**Entries provided**
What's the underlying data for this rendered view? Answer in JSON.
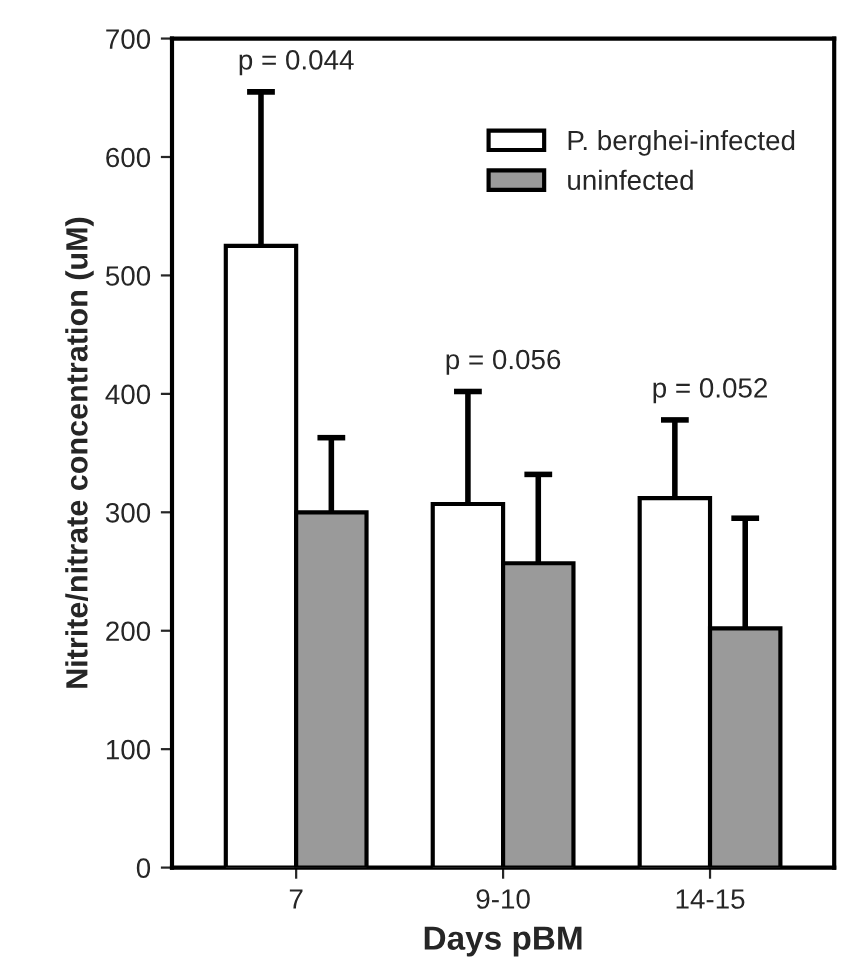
{
  "chart_data": {
    "type": "bar",
    "xlabel": "Days pBM",
    "ylabel": "Nitrite/nitrate concentration (uM)",
    "categories": [
      "7",
      "9-10",
      "14-15"
    ],
    "series": [
      {
        "name": "P. berghei-infected",
        "color": "#ffffff",
        "values": [
          525,
          307,
          312
        ],
        "errors": [
          130,
          95,
          66
        ]
      },
      {
        "name": "uninfected",
        "color": "#9a9a9a",
        "values": [
          300,
          257,
          202
        ],
        "errors": [
          63,
          75,
          93
        ]
      }
    ],
    "ylim": [
      0,
      700
    ],
    "yticks": [
      0,
      100,
      200,
      300,
      400,
      500,
      600,
      700
    ],
    "annotations": [
      "p = 0.044",
      "p = 0.056",
      "p = 0.052"
    ],
    "legend": "top right",
    "grid": false
  }
}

**What to produce**
Your copy of the data should match it exactly, except that pictures are left out.

**Answer below**
What's the underlying data for this rendered view? Answer in JSON.
{
  "chart_data": {
    "type": "bar",
    "xlabel": "Days pBM",
    "ylabel": "Nitrite/nitrate concentration (uM)",
    "categories": [
      "7",
      "9-10",
      "14-15"
    ],
    "series": [
      {
        "name": "P. berghei-infected",
        "color": "#ffffff",
        "values": [
          525,
          307,
          312
        ],
        "errors": [
          130,
          95,
          66
        ]
      },
      {
        "name": "uninfected",
        "color": "#9a9a9a",
        "values": [
          300,
          257,
          202
        ],
        "errors": [
          63,
          75,
          93
        ]
      }
    ],
    "ylim": [
      0,
      700
    ],
    "yticks": [
      0,
      100,
      200,
      300,
      400,
      500,
      600,
      700
    ],
    "annotations": [
      "p = 0.044",
      "p = 0.056",
      "p = 0.052"
    ],
    "legend": "top right",
    "grid": false
  }
}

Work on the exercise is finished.